# [WHAT YOU ARE ASKED TO DO]
Wherever "rivers" appears in a line, list that line.
* start INFORMATION GIVEN *
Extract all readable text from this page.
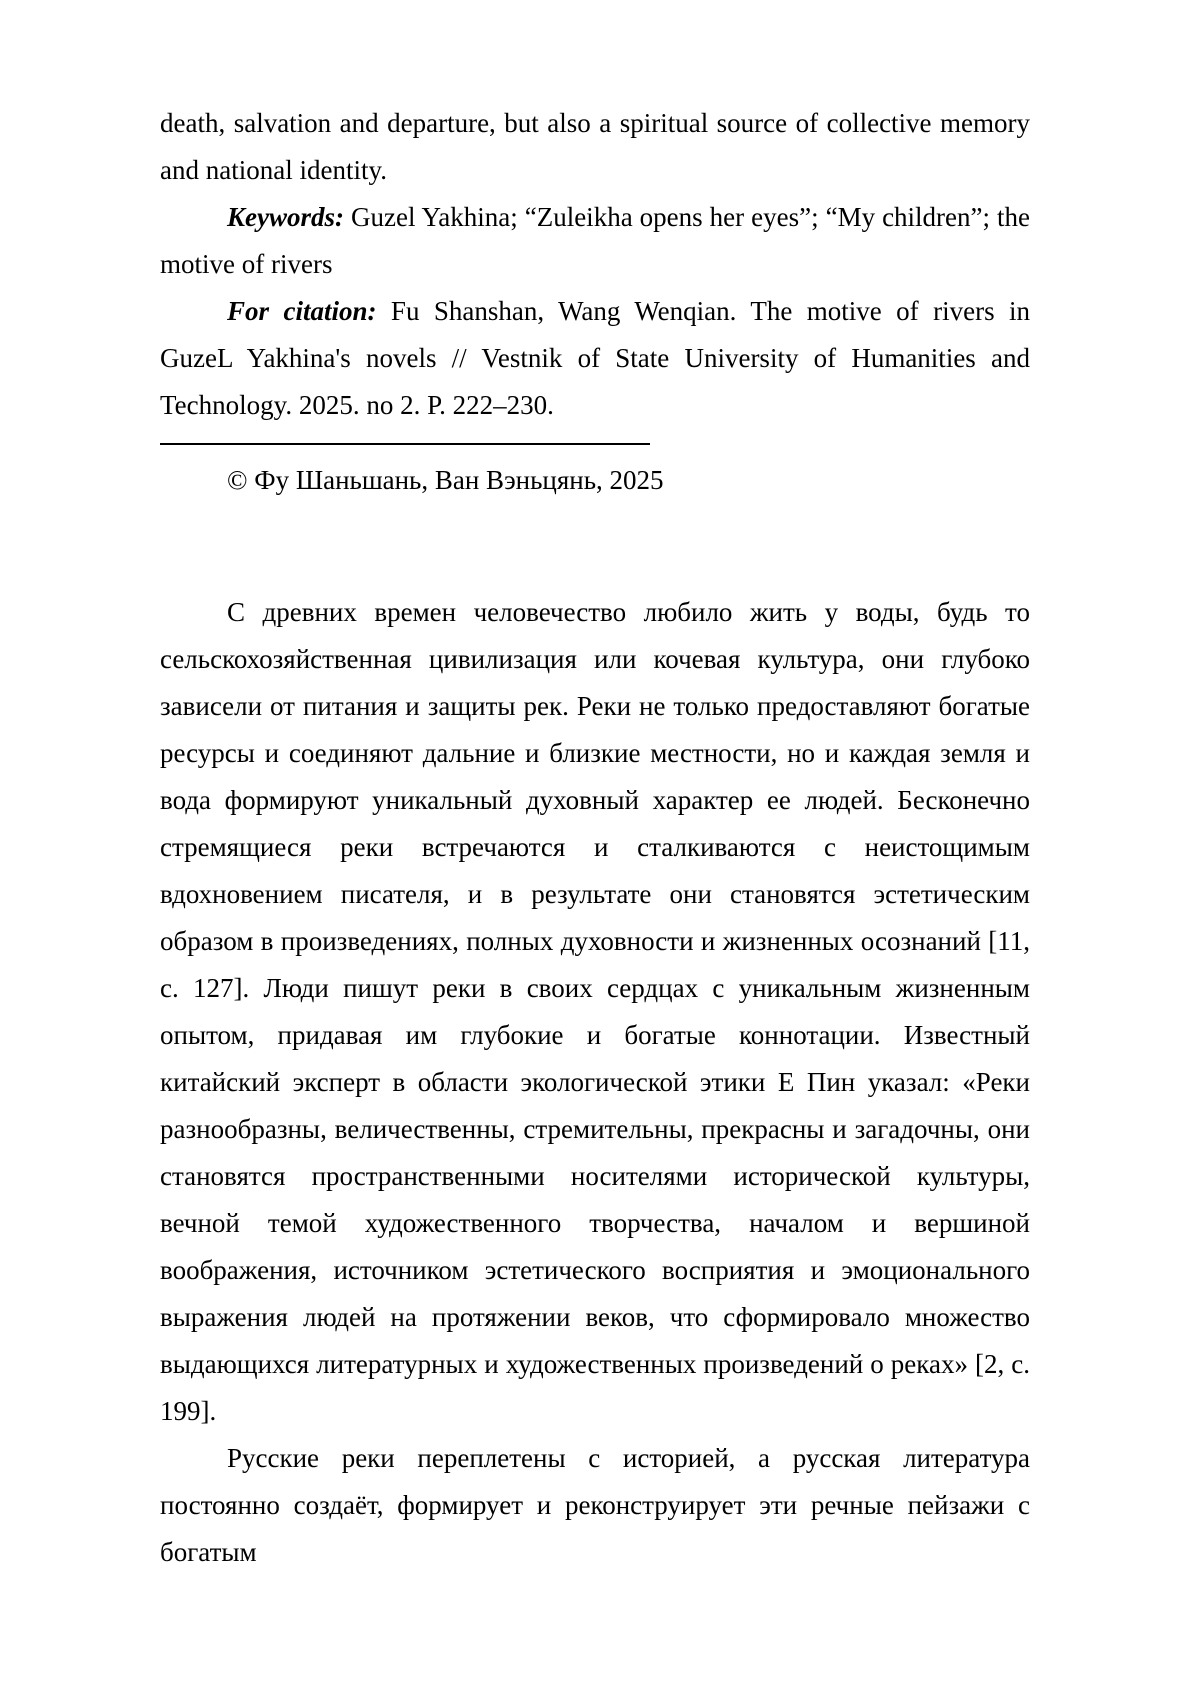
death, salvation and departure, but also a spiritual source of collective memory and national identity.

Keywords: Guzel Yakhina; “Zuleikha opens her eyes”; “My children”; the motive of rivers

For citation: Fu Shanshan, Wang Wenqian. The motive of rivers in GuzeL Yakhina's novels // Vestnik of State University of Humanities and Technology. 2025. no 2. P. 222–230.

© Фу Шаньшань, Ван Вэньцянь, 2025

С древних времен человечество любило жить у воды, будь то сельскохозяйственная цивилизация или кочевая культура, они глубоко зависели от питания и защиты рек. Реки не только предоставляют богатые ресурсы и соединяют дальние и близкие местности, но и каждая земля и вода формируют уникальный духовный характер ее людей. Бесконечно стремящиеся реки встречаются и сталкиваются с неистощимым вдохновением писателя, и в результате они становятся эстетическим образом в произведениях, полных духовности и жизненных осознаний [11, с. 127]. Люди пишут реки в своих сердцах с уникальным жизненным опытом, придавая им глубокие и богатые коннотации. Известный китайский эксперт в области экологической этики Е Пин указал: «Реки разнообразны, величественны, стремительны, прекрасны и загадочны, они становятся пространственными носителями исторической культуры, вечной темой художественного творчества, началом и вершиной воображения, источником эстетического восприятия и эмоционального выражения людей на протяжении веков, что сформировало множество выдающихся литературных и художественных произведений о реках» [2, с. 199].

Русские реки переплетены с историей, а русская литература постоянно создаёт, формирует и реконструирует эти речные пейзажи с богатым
* end INFORMATION GIVEN *
* start INFORMATION GIVEN *
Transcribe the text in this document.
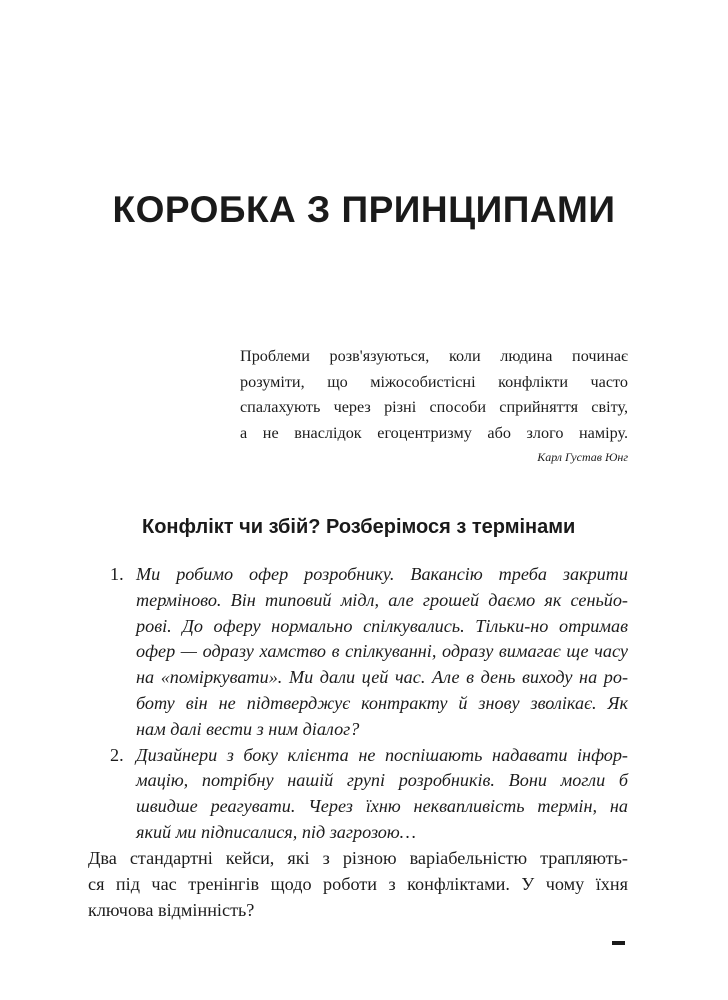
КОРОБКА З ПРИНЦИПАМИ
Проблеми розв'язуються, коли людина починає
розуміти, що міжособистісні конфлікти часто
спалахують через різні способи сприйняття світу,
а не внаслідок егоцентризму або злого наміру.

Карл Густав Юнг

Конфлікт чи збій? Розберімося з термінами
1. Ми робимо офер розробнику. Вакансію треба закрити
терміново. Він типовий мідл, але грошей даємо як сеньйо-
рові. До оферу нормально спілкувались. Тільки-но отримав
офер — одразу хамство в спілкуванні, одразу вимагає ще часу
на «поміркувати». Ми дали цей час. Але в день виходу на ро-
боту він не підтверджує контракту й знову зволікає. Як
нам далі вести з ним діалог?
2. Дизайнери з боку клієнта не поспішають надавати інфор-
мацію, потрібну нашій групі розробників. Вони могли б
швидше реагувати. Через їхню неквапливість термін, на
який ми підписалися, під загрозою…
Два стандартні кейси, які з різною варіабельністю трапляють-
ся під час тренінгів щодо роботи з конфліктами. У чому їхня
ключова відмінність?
* end INFORMATION GIVEN *
* start INFORMATION GIVEN *
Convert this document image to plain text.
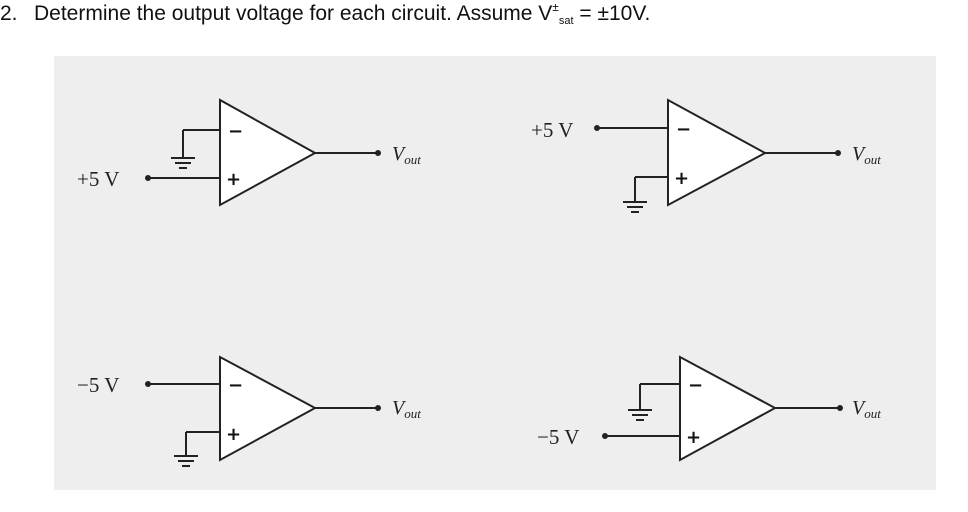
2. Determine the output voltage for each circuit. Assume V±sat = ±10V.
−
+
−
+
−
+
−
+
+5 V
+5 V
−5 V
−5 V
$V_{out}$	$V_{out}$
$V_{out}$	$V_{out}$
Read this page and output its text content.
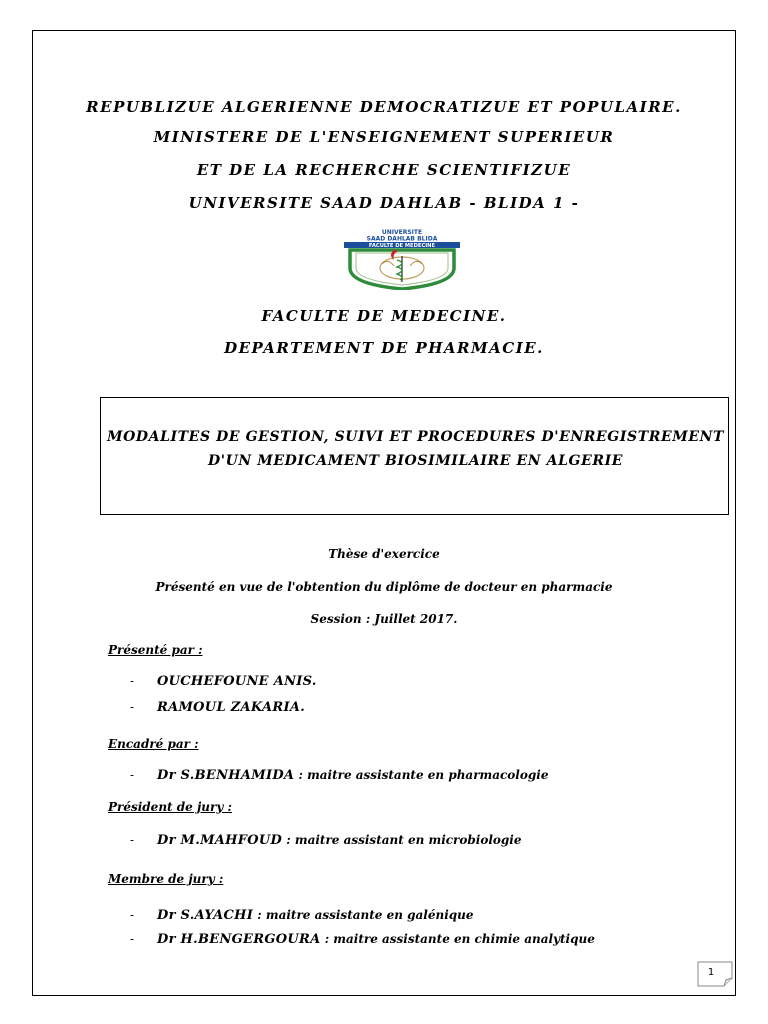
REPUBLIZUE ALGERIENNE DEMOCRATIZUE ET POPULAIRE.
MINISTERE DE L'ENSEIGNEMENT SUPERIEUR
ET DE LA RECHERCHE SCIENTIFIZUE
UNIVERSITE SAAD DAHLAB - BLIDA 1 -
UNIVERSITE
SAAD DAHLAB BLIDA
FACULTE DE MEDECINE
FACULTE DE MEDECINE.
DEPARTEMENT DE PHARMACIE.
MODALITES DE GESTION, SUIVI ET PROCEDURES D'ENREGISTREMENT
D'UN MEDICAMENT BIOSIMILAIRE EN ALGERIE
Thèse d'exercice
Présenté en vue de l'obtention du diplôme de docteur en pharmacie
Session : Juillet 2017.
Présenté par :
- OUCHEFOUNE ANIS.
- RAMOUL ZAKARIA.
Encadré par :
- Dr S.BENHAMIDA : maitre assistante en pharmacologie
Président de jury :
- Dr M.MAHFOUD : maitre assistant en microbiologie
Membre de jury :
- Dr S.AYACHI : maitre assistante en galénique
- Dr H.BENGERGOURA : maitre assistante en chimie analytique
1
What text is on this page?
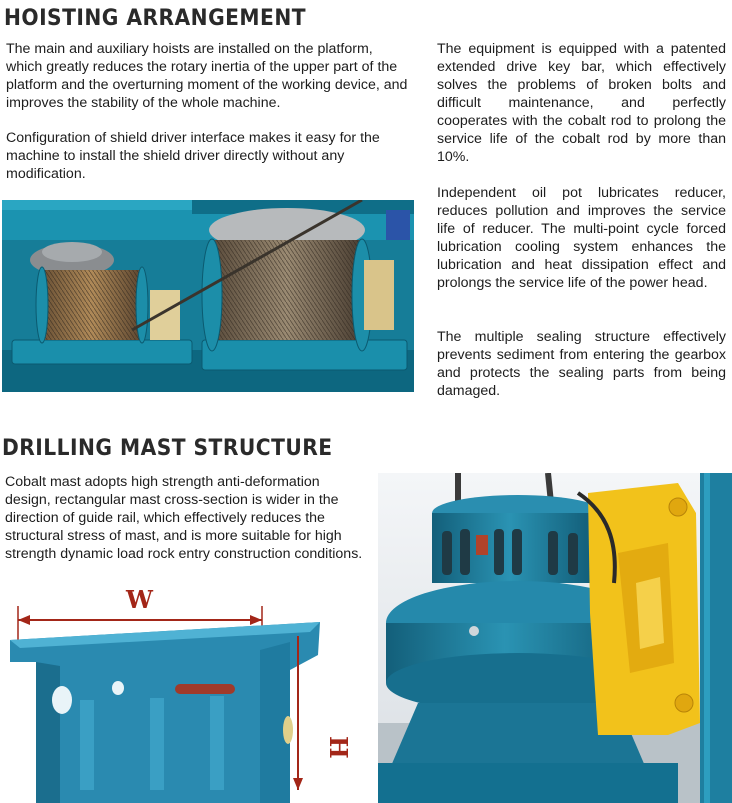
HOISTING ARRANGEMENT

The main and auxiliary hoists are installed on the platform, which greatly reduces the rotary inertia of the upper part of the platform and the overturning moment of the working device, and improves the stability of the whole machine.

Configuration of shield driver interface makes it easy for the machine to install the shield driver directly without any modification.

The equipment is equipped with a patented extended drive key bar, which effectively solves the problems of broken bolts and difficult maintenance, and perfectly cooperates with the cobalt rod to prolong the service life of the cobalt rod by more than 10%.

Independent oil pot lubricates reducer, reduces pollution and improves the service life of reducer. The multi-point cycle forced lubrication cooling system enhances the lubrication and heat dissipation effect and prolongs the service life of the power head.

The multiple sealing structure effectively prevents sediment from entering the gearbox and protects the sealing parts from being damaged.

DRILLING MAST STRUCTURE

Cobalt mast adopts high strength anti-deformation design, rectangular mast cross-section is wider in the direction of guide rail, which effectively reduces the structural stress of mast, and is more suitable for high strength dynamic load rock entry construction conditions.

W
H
* end INFORMATION GIVEN *
# [EXPECTED ANSWER]
Keywords: Guzel Yakhina; “Zuleikha opens her eyes”; “My children”; the motive of rivers
For citation: Fu Shanshan, Wang Wenqian. The motive of rivers in GuzeL Yakhina's novels // Vestnik of State University of Humanities and Technology. 2025. no 2. P. 222–230.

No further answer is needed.